[Stated exercise]: Spot every line with the word "value" and return it.

___ Records shown

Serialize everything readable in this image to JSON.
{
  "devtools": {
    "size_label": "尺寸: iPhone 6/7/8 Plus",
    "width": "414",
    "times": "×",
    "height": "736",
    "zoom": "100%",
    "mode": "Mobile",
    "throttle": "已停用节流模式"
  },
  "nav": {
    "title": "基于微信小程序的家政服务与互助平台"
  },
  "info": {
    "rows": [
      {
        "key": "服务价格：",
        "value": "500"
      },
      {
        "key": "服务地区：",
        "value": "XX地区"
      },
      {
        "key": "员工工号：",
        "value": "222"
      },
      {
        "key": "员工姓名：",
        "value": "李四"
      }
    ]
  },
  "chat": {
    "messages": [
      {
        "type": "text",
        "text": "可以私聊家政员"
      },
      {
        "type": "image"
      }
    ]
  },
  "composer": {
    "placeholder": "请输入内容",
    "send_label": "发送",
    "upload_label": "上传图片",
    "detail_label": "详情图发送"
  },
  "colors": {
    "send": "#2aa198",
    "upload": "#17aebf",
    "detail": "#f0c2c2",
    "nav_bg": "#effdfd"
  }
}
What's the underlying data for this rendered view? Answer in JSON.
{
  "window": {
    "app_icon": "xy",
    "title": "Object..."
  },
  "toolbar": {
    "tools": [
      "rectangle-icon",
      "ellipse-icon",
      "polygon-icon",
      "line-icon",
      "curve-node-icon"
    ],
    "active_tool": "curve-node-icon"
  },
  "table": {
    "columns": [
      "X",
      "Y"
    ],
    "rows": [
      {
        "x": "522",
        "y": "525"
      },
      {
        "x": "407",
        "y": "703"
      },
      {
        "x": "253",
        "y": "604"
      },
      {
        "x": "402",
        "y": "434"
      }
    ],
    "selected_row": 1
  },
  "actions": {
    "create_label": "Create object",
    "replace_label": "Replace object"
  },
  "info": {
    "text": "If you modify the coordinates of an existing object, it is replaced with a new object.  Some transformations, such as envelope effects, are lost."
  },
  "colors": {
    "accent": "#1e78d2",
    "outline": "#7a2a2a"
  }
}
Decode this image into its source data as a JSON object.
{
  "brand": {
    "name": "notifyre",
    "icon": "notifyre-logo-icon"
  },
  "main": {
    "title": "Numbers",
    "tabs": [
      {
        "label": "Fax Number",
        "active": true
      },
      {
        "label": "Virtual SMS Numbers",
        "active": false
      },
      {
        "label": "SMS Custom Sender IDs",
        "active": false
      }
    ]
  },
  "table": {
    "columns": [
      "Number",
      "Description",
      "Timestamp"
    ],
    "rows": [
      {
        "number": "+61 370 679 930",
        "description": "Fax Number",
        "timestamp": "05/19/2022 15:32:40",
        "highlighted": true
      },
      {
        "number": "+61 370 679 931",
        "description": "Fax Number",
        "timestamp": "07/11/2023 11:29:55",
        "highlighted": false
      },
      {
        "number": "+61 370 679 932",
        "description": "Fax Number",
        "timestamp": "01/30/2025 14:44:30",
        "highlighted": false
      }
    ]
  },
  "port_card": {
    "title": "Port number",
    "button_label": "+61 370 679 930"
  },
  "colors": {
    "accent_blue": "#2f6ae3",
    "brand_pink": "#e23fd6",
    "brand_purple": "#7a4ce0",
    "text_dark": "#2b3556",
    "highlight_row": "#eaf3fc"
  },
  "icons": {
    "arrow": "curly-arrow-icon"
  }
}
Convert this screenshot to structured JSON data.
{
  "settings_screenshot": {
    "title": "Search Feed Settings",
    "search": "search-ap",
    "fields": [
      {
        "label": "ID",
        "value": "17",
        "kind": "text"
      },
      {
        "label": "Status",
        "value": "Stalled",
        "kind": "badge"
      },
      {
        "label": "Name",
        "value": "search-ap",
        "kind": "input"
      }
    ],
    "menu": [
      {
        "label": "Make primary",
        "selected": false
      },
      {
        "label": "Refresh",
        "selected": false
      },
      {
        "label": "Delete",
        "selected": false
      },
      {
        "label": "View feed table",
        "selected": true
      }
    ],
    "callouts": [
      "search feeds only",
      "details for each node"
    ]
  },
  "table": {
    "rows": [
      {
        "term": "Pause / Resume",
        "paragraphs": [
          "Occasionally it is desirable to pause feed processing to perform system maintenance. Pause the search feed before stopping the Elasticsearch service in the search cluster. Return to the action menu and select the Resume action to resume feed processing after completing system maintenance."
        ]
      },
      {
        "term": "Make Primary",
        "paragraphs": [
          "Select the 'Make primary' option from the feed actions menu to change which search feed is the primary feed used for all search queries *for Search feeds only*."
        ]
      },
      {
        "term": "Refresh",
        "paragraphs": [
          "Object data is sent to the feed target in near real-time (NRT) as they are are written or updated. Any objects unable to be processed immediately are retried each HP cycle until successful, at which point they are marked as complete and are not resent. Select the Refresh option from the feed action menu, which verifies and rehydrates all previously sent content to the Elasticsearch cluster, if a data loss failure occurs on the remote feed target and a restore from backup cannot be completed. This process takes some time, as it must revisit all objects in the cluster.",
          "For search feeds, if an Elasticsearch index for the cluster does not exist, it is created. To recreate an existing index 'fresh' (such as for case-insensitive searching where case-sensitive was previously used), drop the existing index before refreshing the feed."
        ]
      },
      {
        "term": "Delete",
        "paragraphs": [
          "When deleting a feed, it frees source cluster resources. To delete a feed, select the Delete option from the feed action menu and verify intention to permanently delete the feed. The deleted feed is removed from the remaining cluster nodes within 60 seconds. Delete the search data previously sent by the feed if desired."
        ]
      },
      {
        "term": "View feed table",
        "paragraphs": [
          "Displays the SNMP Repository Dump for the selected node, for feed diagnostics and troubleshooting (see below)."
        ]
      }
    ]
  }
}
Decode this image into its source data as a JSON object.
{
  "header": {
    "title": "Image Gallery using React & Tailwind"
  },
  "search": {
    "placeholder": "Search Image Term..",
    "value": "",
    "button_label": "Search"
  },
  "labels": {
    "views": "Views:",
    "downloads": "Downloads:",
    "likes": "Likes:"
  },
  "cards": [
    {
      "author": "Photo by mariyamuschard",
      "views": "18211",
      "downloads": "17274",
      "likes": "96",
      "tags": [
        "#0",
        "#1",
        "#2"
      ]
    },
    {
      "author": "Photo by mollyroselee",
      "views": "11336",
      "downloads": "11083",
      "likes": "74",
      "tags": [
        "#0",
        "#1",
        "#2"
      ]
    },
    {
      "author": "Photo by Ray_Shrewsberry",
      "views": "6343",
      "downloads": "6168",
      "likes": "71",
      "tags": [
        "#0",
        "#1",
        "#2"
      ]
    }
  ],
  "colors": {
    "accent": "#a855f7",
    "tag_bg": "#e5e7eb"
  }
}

______

[Complete output]:
        "value": "500"
        "value": "XX地区"
        "value": "222"
        "value": "李四"
        "value": "17",
        "value": "Stalled",
        "value": "search-ap",
    "value": "",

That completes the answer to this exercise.